* BEGIN MATERIAL PROVIDED *
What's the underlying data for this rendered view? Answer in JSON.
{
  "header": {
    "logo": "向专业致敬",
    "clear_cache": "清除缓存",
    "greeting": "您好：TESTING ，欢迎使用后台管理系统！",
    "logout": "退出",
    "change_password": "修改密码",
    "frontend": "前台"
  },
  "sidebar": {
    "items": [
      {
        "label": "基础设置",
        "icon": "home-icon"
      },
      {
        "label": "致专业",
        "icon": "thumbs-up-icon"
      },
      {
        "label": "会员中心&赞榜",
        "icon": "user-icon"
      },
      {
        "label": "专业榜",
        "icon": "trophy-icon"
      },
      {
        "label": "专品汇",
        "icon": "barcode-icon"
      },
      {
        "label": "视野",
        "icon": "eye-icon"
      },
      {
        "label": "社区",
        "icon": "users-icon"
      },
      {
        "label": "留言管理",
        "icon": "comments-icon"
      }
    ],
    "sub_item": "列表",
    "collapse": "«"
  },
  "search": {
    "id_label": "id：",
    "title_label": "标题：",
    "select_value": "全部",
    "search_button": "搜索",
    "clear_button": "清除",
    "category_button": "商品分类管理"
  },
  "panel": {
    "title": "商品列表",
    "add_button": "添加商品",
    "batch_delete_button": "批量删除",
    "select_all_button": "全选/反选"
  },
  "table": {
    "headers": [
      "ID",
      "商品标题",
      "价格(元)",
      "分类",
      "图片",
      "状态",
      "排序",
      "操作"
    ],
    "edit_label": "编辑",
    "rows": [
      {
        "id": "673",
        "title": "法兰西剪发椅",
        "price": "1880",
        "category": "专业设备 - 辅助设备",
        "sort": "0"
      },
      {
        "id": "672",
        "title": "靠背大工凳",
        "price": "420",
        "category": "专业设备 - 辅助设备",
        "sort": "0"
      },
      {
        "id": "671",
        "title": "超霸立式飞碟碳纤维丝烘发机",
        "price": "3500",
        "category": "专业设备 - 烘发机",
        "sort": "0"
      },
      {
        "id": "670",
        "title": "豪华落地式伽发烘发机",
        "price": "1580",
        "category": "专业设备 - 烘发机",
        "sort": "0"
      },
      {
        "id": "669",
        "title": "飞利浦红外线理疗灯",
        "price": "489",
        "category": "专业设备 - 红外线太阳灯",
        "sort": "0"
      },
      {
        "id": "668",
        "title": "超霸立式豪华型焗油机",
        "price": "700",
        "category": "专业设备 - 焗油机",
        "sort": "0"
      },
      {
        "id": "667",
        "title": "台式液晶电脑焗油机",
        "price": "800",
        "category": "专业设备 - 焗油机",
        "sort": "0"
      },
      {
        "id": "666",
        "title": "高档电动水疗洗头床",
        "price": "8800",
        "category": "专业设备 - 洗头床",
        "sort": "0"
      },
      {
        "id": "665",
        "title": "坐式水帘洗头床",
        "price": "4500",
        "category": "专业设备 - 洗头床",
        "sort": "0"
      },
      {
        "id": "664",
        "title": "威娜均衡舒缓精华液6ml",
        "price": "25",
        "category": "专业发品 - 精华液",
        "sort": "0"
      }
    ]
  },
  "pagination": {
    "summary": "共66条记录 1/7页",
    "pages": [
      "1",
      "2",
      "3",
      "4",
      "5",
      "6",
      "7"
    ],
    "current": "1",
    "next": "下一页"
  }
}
* END MATERIAL PROVIDED *
In this exercise, repeat all entries exactly.

**COMPLETED TASK**
What's the underlying data for this rendered view? Answer in JSON.
{
  "header": {
    "logo": "向专业致敬",
    "clear_cache": "清除缓存",
    "greeting": "您好：TESTING ，欢迎使用后台管理系统！",
    "logout": "退出",
    "change_password": "修改密码",
    "frontend": "前台"
  },
  "sidebar": {
    "items": [
      {
        "label": "基础设置",
        "icon": "home-icon"
      },
      {
        "label": "致专业",
        "icon": "thumbs-up-icon"
      },
      {
        "label": "会员中心&赞榜",
        "icon": "user-icon"
      },
      {
        "label": "专业榜",
        "icon": "trophy-icon"
      },
      {
        "label": "专品汇",
        "icon": "barcode-icon"
      },
      {
        "label": "视野",
        "icon": "eye-icon"
      },
      {
        "label": "社区",
        "icon": "users-icon"
      },
      {
        "label": "留言管理",
        "icon": "comments-icon"
      }
    ],
    "sub_item": "列表",
    "collapse": "«"
  },
  "search": {
    "id_label": "id：",
    "title_label": "标题：",
    "select_value": "全部",
    "search_button": "搜索",
    "clear_button": "清除",
    "category_button": "商品分类管理"
  },
  "panel": {
    "title": "商品列表",
    "add_button": "添加商品",
    "batch_delete_button": "批量删除",
    "select_all_button": "全选/反选"
  },
  "table": {
    "headers": [
      "ID",
      "商品标题",
      "价格(元)",
      "分类",
      "图片",
      "状态",
      "排序",
      "操作"
    ],
    "edit_label": "编辑",
    "rows": [
      {
        "id": "673",
        "title": "法兰西剪发椅",
        "price": "1880",
        "category": "专业设备 - 辅助设备",
        "sort": "0"
      },
      {
        "id": "672",
        "title": "靠背大工凳",
        "price": "420",
        "category": "专业设备 - 辅助设备",
        "sort": "0"
      },
      {
        "id": "671",
        "title": "超霸立式飞碟碳纤维丝烘发机",
        "price": "3500",
        "category": "专业设备 - 烘发机",
        "sort": "0"
      },
      {
        "id": "670",
        "title": "豪华落地式伽发烘发机",
        "price": "1580",
        "category": "专业设备 - 烘发机",
        "sort": "0"
      },
      {
        "id": "669",
        "title": "飞利浦红外线理疗灯",
        "price": "489",
        "category": "专业设备 - 红外线太阳灯",
        "sort": "0"
      },
      {
        "id": "668",
        "title": "超霸立式豪华型焗油机",
        "price": "700",
        "category": "专业设备 - 焗油机",
        "sort": "0"
      },
      {
        "id": "667",
        "title": "台式液晶电脑焗油机",
        "price": "800",
        "category": "专业设备 - 焗油机",
        "sort": "0"
      },
      {
        "id": "666",
        "title": "高档电动水疗洗头床",
        "price": "8800",
        "category": "专业设备 - 洗头床",
        "sort": "0"
      },
      {
        "id": "665",
        "title": "坐式水帘洗头床",
        "price": "4500",
        "category": "专业设备 - 洗头床",
        "sort": "0"
      },
      {
        "id": "664",
        "title": "威娜均衡舒缓精华液6ml",
        "price": "25",
        "category": "专业发品 - 精华液",
        "sort": "0"
      }
    ]
  },
  "pagination": {
    "summary": "共66条记录 1/7页",
    "pages": [
      "1",
      "2",
      "3",
      "4",
      "5",
      "6",
      "7"
    ],
    "current": "1",
    "next": "下一页"
  }
}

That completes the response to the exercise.